> RECORDS
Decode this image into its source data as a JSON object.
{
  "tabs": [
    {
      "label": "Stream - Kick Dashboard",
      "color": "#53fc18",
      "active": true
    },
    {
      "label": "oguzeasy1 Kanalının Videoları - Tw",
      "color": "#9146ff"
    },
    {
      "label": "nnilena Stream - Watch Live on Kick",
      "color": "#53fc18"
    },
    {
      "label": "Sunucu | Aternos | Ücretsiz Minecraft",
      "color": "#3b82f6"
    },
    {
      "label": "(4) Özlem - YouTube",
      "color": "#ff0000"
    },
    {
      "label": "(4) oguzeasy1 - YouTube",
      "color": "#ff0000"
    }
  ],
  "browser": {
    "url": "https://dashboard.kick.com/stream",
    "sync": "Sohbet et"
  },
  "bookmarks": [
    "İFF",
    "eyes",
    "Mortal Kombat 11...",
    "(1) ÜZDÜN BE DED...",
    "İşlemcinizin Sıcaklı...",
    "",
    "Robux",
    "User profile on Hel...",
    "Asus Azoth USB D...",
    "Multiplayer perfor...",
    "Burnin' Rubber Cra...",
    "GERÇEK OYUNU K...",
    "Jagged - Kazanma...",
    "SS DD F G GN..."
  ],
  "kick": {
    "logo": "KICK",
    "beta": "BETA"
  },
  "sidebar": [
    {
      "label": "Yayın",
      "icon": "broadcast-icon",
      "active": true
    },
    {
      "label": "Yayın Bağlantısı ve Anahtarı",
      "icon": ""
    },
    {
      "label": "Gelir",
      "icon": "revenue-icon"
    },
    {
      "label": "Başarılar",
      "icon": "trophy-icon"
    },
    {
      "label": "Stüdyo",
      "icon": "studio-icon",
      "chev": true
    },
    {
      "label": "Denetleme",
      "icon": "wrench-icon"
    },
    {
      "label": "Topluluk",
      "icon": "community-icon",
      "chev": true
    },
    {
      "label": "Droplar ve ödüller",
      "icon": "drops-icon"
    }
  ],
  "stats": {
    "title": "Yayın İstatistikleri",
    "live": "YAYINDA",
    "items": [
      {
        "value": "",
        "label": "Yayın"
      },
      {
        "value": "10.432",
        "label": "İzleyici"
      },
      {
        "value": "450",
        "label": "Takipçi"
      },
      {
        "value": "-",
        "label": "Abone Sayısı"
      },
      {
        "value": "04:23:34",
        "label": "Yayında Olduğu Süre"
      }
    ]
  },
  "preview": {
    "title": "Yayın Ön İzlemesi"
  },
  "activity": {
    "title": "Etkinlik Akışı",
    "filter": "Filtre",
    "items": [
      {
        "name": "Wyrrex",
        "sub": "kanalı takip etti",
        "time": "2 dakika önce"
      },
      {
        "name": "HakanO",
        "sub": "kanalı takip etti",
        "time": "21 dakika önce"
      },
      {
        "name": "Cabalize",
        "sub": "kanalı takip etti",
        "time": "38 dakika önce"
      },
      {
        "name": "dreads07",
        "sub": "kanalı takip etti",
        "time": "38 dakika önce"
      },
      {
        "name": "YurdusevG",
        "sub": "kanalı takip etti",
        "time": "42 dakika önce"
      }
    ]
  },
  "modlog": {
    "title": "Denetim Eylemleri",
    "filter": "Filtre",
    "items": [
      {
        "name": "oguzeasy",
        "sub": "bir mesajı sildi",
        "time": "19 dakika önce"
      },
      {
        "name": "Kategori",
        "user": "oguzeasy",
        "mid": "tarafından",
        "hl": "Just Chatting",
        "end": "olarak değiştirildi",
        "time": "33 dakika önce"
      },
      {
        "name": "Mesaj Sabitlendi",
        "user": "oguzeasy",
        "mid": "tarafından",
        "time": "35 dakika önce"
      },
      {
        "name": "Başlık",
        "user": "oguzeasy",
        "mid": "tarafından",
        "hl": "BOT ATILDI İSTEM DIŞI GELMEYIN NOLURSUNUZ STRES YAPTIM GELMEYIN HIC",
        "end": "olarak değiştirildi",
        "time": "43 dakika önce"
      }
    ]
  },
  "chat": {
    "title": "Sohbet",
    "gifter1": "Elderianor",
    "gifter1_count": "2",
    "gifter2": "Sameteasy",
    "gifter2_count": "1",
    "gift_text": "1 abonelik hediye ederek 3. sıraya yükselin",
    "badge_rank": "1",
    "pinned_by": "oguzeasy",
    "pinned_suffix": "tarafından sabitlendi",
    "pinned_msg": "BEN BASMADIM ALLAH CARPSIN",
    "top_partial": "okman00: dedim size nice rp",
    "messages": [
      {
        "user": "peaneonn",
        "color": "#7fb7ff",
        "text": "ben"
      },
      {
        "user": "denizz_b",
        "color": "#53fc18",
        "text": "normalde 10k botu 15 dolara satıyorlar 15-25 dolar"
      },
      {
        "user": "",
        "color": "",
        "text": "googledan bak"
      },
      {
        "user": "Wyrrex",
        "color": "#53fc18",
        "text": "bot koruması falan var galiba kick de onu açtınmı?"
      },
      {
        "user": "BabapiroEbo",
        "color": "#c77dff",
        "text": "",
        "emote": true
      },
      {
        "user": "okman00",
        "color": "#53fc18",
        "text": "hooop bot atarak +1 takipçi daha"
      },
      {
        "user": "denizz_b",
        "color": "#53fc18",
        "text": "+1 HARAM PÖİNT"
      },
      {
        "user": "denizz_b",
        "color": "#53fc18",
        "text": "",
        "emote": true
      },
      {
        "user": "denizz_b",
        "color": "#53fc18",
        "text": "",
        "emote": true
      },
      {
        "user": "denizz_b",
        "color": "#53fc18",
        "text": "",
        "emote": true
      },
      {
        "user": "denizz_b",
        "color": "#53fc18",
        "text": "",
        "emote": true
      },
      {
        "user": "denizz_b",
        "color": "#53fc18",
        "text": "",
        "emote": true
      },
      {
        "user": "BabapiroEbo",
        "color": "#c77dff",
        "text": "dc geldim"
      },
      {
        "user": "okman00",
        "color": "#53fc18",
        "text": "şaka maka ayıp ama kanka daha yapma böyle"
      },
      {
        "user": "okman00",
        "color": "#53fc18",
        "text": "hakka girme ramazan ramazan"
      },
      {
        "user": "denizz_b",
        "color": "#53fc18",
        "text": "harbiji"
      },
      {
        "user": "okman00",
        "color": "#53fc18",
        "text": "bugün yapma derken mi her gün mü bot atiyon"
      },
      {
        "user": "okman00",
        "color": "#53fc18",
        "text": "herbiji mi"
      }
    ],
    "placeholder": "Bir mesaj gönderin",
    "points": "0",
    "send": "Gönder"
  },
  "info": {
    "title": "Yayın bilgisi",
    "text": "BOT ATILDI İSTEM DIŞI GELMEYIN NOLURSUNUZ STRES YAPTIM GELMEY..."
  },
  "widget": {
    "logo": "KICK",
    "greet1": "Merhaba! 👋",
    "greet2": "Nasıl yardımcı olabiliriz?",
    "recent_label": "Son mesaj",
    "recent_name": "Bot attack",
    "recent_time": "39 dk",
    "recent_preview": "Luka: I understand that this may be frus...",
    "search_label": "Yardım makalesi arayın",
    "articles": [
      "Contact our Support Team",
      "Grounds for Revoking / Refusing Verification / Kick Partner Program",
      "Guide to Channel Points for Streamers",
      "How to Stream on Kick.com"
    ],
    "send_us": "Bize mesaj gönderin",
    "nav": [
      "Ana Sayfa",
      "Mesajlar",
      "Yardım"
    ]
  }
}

> WHAT YOU NEED TO DO
Nothing should be changed: write out all of the data as is.

> TASK SOLUTION
Decode this image into its source data as a JSON object.
{
  "tabs": [
    {
      "label": "Stream - Kick Dashboard",
      "color": "#53fc18",
      "active": true
    },
    {
      "label": "oguzeasy1 Kanalının Videoları - Tw",
      "color": "#9146ff"
    },
    {
      "label": "nnilena Stream - Watch Live on Kick",
      "color": "#53fc18"
    },
    {
      "label": "Sunucu | Aternos | Ücretsiz Minecraft",
      "color": "#3b82f6"
    },
    {
      "label": "(4) Özlem - YouTube",
      "color": "#ff0000"
    },
    {
      "label": "(4) oguzeasy1 - YouTube",
      "color": "#ff0000"
    }
  ],
  "browser": {
    "url": "https://dashboard.kick.com/stream",
    "sync": "Sohbet et"
  },
  "bookmarks": [
    "İFF",
    "eyes",
    "Mortal Kombat 11...",
    "(1) ÜZDÜN BE DED...",
    "İşlemcinizin Sıcaklı...",
    "",
    "Robux",
    "User profile on Hel...",
    "Asus Azoth USB D...",
    "Multiplayer perfor...",
    "Burnin' Rubber Cra...",
    "GERÇEK OYUNU K...",
    "Jagged - Kazanma...",
    "SS DD F G GN..."
  ],
  "kick": {
    "logo": "KICK",
    "beta": "BETA"
  },
  "sidebar": [
    {
      "label": "Yayın",
      "icon": "broadcast-icon",
      "active": true
    },
    {
      "label": "Yayın Bağlantısı ve Anahtarı",
      "icon": ""
    },
    {
      "label": "Gelir",
      "icon": "revenue-icon"
    },
    {
      "label": "Başarılar",
      "icon": "trophy-icon"
    },
    {
      "label": "Stüdyo",
      "icon": "studio-icon",
      "chev": true
    },
    {
      "label": "Denetleme",
      "icon": "wrench-icon"
    },
    {
      "label": "Topluluk",
      "icon": "community-icon",
      "chev": true
    },
    {
      "label": "Droplar ve ödüller",
      "icon": "drops-icon"
    }
  ],
  "stats": {
    "title": "Yayın İstatistikleri",
    "live": "YAYINDA",
    "items": [
      {
        "value": "",
        "label": "Yayın"
      },
      {
        "value": "10.432",
        "label": "İzleyici"
      },
      {
        "value": "450",
        "label": "Takipçi"
      },
      {
        "value": "-",
        "label": "Abone Sayısı"
      },
      {
        "value": "04:23:34",
        "label": "Yayında Olduğu Süre"
      }
    ]
  },
  "preview": {
    "title": "Yayın Ön İzlemesi"
  },
  "activity": {
    "title": "Etkinlik Akışı",
    "filter": "Filtre",
    "items": [
      {
        "name": "Wyrrex",
        "sub": "kanalı takip etti",
        "time": "2 dakika önce"
      },
      {
        "name": "HakanO",
        "sub": "kanalı takip etti",
        "time": "21 dakika önce"
      },
      {
        "name": "Cabalize",
        "sub": "kanalı takip etti",
        "time": "38 dakika önce"
      },
      {
        "name": "dreads07",
        "sub": "kanalı takip etti",
        "time": "38 dakika önce"
      },
      {
        "name": "YurdusevG",
        "sub": "kanalı takip etti",
        "time": "42 dakika önce"
      }
    ]
  },
  "modlog": {
    "title": "Denetim Eylemleri",
    "filter": "Filtre",
    "items": [
      {
        "name": "oguzeasy",
        "sub": "bir mesajı sildi",
        "time": "19 dakika önce"
      },
      {
        "name": "Kategori",
        "user": "oguzeasy",
        "mid": "tarafından",
        "hl": "Just Chatting",
        "end": "olarak değiştirildi",
        "time": "33 dakika önce"
      },
      {
        "name": "Mesaj Sabitlendi",
        "user": "oguzeasy",
        "mid": "tarafından",
        "time": "35 dakika önce"
      },
      {
        "name": "Başlık",
        "user": "oguzeasy",
        "mid": "tarafından",
        "hl": "BOT ATILDI İSTEM DIŞI GELMEYIN NOLURSUNUZ STRES YAPTIM GELMEYIN HIC",
        "end": "olarak değiştirildi",
        "time": "43 dakika önce"
      }
    ]
  },
  "chat": {
    "title": "Sohbet",
    "gifter1": "Elderianor",
    "gifter1_count": "2",
    "gifter2": "Sameteasy",
    "gifter2_count": "1",
    "gift_text": "1 abonelik hediye ederek 3. sıraya yükselin",
    "badge_rank": "1",
    "pinned_by": "oguzeasy",
    "pinned_suffix": "tarafından sabitlendi",
    "pinned_msg": "BEN BASMADIM ALLAH CARPSIN",
    "top_partial": "okman00: dedim size nice rp",
    "messages": [
      {
        "user": "peaneonn",
        "color": "#7fb7ff",
        "text": "ben"
      },
      {
        "user": "denizz_b",
        "color": "#53fc18",
        "text": "normalde 10k botu 15 dolara satıyorlar 15-25 dolar"
      },
      {
        "user": "",
        "color": "",
        "text": "googledan bak"
      },
      {
        "user": "Wyrrex",
        "color": "#53fc18",
        "text": "bot koruması falan var galiba kick de onu açtınmı?"
      },
      {
        "user": "BabapiroEbo",
        "color": "#c77dff",
        "text": "",
        "emote": true
      },
      {
        "user": "okman00",
        "color": "#53fc18",
        "text": "hooop bot atarak +1 takipçi daha"
      },
      {
        "user": "denizz_b",
        "color": "#53fc18",
        "text": "+1 HARAM PÖİNT"
      },
      {
        "user": "denizz_b",
        "color": "#53fc18",
        "text": "",
        "emote": true
      },
      {
        "user": "denizz_b",
        "color": "#53fc18",
        "text": "",
        "emote": true
      },
      {
        "user": "denizz_b",
        "color": "#53fc18",
        "text": "",
        "emote": true
      },
      {
        "user": "denizz_b",
        "color": "#53fc18",
        "text": "",
        "emote": true
      },
      {
        "user": "denizz_b",
        "color": "#53fc18",
        "text": "",
        "emote": true
      },
      {
        "user": "BabapiroEbo",
        "color": "#c77dff",
        "text": "dc geldim"
      },
      {
        "user": "okman00",
        "color": "#53fc18",
        "text": "şaka maka ayıp ama kanka daha yapma böyle"
      },
      {
        "user": "okman00",
        "color": "#53fc18",
        "text": "hakka girme ramazan ramazan"
      },
      {
        "user": "denizz_b",
        "color": "#53fc18",
        "text": "harbiji"
      },
      {
        "user": "okman00",
        "color": "#53fc18",
        "text": "bugün yapma derken mi her gün mü bot atiyon"
      },
      {
        "user": "okman00",
        "color": "#53fc18",
        "text": "herbiji mi"
      }
    ],
    "placeholder": "Bir mesaj gönderin",
    "points": "0",
    "send": "Gönder"
  },
  "info": {
    "title": "Yayın bilgisi",
    "text": "BOT ATILDI İSTEM DIŞI GELMEYIN NOLURSUNUZ STRES YAPTIM GELMEY..."
  },
  "widget": {
    "logo": "KICK",
    "greet1": "Merhaba! 👋",
    "greet2": "Nasıl yardımcı olabiliriz?",
    "recent_label": "Son mesaj",
    "recent_name": "Bot attack",
    "recent_time": "39 dk",
    "recent_preview": "Luka: I understand that this may be frus...",
    "search_label": "Yardım makalesi arayın",
    "articles": [
      "Contact our Support Team",
      "Grounds for Revoking / Refusing Verification / Kick Partner Program",
      "Guide to Channel Points for Streamers",
      "How to Stream on Kick.com"
    ],
    "send_us": "Bize mesaj gönderin",
    "nav": [
      "Ana Sayfa",
      "Mesajlar",
      "Yardım"
    ]
  }
}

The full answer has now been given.